Exactly reproduce each record listed below.

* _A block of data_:
__________________________________________________

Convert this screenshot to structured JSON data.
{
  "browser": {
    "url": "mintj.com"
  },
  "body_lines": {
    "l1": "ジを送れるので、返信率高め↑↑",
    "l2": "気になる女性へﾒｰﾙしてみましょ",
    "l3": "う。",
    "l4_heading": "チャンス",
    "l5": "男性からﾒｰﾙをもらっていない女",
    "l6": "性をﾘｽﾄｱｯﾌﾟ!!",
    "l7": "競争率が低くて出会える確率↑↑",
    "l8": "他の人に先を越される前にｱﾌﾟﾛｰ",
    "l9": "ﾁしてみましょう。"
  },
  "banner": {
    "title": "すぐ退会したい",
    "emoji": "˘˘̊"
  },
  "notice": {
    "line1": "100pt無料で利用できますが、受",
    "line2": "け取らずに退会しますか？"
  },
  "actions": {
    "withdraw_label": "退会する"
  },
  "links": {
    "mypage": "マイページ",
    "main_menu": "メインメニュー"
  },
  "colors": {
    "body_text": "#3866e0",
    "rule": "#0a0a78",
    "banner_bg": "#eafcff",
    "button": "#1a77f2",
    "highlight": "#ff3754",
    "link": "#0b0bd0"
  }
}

__________________________________________________

* _Answer_:
Convert this screenshot to structured JSON data.
{
  "browser": {
    "url": "mintj.com"
  },
  "body_lines": {
    "l1": "ジを送れるので、返信率高め↑↑",
    "l2": "気になる女性へﾒｰﾙしてみましょ",
    "l3": "う。",
    "l4_heading": "チャンス",
    "l5": "男性からﾒｰﾙをもらっていない女",
    "l6": "性をﾘｽﾄｱｯﾌﾟ!!",
    "l7": "競争率が低くて出会える確率↑↑",
    "l8": "他の人に先を越される前にｱﾌﾟﾛｰ",
    "l9": "ﾁしてみましょう。"
  },
  "banner": {
    "title": "すぐ退会したい",
    "emoji": "˘˘̊"
  },
  "notice": {
    "line1": "100pt無料で利用できますが、受",
    "line2": "け取らずに退会しますか？"
  },
  "actions": {
    "withdraw_label": "退会する"
  },
  "links": {
    "mypage": "マイページ",
    "main_menu": "メインメニュー"
  },
  "colors": {
    "body_text": "#3866e0",
    "rule": "#0a0a78",
    "banner_bg": "#eafcff",
    "button": "#1a77f2",
    "highlight": "#ff3754",
    "link": "#0b0bd0"
  }
}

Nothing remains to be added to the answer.